§ **The request**: Output exactly the lines from the line with "Read this page and output its text content." through the end of the records below. Include nothing else.

Recorded data:
*-*-*

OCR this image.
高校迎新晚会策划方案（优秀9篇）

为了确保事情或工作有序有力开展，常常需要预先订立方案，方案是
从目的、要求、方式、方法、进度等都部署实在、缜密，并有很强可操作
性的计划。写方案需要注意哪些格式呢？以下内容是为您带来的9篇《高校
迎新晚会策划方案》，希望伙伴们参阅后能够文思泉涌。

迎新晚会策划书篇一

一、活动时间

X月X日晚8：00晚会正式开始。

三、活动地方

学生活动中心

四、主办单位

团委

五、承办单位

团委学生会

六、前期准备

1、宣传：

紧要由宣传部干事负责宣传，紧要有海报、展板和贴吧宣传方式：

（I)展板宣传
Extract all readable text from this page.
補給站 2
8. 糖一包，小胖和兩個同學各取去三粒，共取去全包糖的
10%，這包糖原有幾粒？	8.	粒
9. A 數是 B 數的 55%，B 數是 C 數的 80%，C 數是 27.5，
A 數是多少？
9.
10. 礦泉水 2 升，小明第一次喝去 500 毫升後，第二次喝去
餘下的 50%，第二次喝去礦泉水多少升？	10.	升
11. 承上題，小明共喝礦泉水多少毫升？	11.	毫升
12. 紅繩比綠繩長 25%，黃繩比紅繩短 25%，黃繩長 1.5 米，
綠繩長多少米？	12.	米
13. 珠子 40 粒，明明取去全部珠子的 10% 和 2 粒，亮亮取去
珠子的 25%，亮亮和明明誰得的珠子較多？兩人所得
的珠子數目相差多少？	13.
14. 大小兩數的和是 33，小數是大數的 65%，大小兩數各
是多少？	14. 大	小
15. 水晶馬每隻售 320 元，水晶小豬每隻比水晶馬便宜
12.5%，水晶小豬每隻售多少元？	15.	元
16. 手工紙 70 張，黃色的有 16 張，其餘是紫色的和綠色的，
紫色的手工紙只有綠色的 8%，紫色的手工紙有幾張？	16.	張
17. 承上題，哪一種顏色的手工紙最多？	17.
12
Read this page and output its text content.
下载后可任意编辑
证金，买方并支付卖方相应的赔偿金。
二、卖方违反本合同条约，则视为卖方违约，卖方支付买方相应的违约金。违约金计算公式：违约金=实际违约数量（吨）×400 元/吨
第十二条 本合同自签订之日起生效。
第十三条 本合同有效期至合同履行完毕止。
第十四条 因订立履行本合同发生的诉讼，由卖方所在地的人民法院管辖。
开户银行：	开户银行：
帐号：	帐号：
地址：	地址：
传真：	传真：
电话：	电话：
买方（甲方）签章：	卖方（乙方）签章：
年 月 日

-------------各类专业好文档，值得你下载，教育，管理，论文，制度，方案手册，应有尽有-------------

*-*-*

§ **Answer to the task**:
Read this page and output its text content.
下载后可任意编辑
证金，买方并支付卖方相应的赔偿金。
二、卖方违反本合同条约，则视为卖方违约，卖方支付买方相应的违约金。违约金计算公式：违约金=实际违约数量（吨）×400 元/吨
第十二条 本合同自签订之日起生效。
第十三条 本合同有效期至合同履行完毕止。
第十四条 因订立履行本合同发生的诉讼，由卖方所在地的人民法院管辖。
开户银行：	开户银行：
帐号：	帐号：
地址：	地址：
传真：	传真：
电话：	电话：
买方（甲方）签章：	卖方（乙方）签章：
年 月 日

-------------各类专业好文档，值得你下载，教育，管理，论文，制度，方案手册，应有尽有-------------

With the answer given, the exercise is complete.